((

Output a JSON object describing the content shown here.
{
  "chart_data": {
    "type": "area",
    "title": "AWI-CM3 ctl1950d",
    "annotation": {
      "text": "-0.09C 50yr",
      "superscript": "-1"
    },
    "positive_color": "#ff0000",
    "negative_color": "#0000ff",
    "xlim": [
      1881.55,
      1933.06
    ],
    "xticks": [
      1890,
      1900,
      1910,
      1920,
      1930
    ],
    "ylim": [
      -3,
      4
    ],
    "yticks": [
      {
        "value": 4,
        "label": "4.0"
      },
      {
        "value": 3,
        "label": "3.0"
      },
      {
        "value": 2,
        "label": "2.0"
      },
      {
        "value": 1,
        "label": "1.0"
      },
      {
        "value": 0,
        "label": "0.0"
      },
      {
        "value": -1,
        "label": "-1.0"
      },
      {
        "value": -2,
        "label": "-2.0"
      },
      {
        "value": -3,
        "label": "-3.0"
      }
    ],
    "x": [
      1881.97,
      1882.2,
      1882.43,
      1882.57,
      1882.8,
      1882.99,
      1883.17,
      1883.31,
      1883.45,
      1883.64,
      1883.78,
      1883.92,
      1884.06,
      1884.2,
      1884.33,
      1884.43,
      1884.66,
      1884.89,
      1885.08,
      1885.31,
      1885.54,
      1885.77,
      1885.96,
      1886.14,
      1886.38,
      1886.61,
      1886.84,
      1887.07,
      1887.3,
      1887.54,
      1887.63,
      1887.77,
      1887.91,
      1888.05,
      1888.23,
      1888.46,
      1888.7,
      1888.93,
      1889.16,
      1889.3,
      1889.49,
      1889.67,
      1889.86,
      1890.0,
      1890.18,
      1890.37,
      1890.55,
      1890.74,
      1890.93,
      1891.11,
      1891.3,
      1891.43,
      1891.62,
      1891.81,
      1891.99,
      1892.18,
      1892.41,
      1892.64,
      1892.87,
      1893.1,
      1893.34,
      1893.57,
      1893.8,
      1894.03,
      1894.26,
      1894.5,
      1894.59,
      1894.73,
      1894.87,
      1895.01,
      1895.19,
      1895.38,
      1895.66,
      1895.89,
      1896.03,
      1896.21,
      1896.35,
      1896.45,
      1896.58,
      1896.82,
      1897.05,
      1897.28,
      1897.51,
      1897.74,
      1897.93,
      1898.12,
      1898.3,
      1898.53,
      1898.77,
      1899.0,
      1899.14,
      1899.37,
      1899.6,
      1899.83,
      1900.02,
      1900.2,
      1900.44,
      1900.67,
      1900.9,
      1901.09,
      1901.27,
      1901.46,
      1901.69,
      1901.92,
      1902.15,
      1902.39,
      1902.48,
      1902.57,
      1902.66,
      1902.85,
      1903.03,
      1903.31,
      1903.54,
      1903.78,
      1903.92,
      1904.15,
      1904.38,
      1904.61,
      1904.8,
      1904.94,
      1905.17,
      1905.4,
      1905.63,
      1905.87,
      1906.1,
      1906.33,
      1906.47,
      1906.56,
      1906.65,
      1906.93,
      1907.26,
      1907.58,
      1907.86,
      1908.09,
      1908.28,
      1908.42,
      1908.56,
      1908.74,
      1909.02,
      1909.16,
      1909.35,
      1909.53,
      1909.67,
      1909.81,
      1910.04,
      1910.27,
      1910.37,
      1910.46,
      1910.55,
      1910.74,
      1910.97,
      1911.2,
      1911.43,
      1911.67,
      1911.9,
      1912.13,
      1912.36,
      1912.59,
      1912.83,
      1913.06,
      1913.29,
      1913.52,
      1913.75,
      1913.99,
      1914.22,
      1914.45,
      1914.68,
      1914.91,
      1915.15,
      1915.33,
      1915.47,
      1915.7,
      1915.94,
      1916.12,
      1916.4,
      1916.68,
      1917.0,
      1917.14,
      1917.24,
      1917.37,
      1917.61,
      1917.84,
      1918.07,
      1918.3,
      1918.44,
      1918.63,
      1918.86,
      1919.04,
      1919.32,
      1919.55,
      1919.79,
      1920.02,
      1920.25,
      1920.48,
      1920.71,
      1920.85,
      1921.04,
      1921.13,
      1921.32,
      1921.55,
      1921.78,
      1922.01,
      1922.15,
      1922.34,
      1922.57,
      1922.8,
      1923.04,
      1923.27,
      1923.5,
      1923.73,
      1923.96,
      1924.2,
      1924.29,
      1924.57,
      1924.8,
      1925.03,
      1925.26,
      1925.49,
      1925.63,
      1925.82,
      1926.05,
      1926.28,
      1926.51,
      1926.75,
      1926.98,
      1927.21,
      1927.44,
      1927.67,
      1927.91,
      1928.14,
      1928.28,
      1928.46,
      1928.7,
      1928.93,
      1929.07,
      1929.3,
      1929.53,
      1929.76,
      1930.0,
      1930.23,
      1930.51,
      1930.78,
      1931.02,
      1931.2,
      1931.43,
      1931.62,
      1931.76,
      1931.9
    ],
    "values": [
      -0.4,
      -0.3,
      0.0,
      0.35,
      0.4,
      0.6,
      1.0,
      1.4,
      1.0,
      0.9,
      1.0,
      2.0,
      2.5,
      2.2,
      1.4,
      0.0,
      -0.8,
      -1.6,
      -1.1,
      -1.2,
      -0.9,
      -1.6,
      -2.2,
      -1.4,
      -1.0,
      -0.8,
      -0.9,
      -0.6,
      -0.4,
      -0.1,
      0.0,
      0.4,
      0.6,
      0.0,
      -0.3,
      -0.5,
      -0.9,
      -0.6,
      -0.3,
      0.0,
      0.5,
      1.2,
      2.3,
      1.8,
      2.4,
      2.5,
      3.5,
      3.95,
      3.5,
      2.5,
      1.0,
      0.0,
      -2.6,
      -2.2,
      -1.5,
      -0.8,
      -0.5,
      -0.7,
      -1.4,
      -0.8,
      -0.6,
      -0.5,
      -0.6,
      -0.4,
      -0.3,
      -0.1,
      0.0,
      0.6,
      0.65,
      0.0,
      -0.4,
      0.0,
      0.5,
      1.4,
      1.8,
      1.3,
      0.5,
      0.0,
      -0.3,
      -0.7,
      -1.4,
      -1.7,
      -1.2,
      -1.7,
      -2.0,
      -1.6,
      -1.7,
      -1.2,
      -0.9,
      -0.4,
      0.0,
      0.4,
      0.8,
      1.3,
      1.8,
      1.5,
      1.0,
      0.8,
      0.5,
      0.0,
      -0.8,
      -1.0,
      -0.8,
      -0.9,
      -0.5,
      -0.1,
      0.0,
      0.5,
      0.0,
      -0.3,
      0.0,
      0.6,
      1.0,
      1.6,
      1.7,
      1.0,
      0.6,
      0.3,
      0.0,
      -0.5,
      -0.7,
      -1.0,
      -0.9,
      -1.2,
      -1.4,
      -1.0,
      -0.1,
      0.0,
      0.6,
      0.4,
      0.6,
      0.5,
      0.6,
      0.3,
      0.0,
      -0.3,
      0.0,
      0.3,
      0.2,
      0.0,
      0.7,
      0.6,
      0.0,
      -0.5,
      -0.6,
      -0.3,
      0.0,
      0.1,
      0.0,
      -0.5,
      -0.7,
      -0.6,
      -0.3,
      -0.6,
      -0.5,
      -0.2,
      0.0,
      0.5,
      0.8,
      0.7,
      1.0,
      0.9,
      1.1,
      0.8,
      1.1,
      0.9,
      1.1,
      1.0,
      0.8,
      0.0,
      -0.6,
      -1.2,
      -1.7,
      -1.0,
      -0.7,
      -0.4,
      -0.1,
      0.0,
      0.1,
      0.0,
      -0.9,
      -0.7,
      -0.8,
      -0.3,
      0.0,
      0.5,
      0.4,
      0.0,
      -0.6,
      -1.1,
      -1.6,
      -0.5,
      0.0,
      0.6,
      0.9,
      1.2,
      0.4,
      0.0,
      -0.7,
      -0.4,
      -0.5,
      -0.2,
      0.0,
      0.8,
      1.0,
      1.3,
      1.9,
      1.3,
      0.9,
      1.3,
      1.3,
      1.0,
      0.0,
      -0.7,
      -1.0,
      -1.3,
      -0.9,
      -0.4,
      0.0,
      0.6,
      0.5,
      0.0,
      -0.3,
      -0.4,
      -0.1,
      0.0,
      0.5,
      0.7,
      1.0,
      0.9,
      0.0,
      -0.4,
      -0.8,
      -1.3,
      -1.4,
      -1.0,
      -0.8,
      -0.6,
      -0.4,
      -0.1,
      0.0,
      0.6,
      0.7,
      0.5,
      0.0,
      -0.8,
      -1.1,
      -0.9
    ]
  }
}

))

● PROBLEM REQUIREMENTS: Reply with the number of lines in the preceding entries that contain "label", and no other words.

● OUTPUT OF THE TASK: 8